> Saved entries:

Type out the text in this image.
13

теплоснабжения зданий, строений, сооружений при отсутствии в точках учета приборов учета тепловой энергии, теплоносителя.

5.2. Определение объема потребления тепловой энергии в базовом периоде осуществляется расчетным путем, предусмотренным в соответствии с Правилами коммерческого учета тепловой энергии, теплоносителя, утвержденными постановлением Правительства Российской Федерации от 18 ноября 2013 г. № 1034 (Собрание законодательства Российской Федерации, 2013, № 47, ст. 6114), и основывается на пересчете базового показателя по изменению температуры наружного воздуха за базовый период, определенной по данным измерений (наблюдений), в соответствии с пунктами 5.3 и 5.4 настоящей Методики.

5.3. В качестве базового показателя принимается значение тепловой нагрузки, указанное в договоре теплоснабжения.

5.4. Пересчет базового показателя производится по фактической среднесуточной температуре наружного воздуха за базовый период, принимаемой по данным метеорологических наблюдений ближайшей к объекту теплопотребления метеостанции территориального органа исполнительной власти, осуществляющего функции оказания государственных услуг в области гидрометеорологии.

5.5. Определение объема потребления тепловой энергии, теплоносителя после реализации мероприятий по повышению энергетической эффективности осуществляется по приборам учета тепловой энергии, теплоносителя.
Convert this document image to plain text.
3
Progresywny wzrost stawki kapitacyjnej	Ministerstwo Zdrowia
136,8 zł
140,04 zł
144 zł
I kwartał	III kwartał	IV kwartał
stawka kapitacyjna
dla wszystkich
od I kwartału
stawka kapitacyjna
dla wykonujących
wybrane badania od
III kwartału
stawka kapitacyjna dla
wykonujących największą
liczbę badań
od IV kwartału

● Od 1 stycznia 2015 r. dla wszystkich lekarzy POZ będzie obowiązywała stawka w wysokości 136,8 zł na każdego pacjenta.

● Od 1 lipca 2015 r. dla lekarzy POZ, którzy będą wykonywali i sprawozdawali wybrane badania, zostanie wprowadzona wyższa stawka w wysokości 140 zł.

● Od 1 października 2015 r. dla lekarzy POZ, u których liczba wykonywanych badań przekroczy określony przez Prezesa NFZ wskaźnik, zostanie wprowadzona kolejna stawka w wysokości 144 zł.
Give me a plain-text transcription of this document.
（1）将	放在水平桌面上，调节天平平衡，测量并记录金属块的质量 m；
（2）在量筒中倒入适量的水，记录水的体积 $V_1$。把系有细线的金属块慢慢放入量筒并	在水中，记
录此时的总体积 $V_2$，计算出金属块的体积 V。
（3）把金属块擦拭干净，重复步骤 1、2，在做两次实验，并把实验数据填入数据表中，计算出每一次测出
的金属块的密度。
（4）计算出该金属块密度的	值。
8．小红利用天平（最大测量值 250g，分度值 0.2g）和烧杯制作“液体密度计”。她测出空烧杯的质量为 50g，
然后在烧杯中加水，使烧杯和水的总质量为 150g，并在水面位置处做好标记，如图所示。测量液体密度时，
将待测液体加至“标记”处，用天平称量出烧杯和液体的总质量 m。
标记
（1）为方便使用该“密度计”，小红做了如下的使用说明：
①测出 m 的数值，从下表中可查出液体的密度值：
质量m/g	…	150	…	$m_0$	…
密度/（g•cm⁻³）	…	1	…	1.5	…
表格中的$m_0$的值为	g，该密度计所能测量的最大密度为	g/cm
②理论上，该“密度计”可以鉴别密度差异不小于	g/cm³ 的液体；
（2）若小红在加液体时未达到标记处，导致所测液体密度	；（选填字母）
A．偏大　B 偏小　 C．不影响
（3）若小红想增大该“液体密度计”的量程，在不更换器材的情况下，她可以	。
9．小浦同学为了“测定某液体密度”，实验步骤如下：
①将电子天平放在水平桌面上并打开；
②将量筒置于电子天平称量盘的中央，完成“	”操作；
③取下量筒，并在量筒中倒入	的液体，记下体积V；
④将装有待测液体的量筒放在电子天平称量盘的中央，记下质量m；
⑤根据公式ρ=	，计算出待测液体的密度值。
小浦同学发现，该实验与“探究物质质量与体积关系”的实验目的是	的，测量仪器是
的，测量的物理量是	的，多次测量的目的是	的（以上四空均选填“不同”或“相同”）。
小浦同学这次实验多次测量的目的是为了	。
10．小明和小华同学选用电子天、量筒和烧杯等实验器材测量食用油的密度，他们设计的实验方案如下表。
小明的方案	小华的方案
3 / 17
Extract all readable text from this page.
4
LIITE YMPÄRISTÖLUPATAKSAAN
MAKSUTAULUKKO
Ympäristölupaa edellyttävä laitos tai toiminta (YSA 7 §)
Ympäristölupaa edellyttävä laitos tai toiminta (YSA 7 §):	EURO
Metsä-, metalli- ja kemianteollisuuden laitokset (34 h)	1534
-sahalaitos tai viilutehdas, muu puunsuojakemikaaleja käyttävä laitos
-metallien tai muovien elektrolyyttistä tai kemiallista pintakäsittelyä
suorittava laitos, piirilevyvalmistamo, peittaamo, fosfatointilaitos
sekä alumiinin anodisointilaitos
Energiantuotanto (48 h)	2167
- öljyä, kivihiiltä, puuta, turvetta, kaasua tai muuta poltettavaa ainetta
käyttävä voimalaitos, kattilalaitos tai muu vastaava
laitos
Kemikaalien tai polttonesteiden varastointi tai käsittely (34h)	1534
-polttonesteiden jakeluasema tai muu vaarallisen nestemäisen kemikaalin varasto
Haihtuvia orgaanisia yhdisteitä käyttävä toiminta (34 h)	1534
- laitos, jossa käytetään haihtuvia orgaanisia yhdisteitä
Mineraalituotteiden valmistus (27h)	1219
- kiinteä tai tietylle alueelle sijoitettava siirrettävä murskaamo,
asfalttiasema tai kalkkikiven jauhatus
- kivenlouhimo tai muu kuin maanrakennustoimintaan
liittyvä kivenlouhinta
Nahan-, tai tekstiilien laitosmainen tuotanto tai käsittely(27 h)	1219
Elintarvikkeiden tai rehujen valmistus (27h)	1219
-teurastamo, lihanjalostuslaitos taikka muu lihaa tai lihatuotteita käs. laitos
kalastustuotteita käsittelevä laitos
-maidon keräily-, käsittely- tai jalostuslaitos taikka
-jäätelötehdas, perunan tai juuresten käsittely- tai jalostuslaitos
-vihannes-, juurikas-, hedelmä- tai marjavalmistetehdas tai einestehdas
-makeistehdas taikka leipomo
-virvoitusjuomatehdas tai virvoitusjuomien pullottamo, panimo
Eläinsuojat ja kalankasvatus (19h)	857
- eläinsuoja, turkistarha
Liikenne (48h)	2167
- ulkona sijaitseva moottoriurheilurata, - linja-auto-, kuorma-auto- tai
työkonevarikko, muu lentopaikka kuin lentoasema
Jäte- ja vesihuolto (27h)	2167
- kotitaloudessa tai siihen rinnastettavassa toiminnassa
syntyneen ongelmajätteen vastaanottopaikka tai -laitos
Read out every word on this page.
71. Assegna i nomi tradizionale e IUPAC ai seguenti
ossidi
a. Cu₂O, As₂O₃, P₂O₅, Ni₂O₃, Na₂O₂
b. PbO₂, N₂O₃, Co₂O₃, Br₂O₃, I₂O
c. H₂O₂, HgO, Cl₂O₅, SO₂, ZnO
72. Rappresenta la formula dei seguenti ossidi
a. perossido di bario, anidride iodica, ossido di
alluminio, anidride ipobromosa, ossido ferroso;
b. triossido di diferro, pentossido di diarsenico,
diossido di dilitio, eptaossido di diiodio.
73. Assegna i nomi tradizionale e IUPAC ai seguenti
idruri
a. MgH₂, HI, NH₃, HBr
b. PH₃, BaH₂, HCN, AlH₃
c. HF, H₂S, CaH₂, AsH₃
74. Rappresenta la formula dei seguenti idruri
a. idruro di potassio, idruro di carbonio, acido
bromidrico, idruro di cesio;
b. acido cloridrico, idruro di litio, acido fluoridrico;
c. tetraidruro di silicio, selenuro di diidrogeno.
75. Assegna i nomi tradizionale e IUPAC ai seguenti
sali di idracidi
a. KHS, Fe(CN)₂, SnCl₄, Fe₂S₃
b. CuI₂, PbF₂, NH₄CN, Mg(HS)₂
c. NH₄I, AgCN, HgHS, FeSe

> EXERCISE DIRECTIONS:
Scan the lines for the string "edellyttävä". Copy out each line that matches.

> TASK SOLUTION:
Ympäristölupaa edellyttävä laitos tai toiminta (YSA 7 §)
Ympäristölupaa edellyttävä laitos tai toiminta (YSA 7 §):	EURO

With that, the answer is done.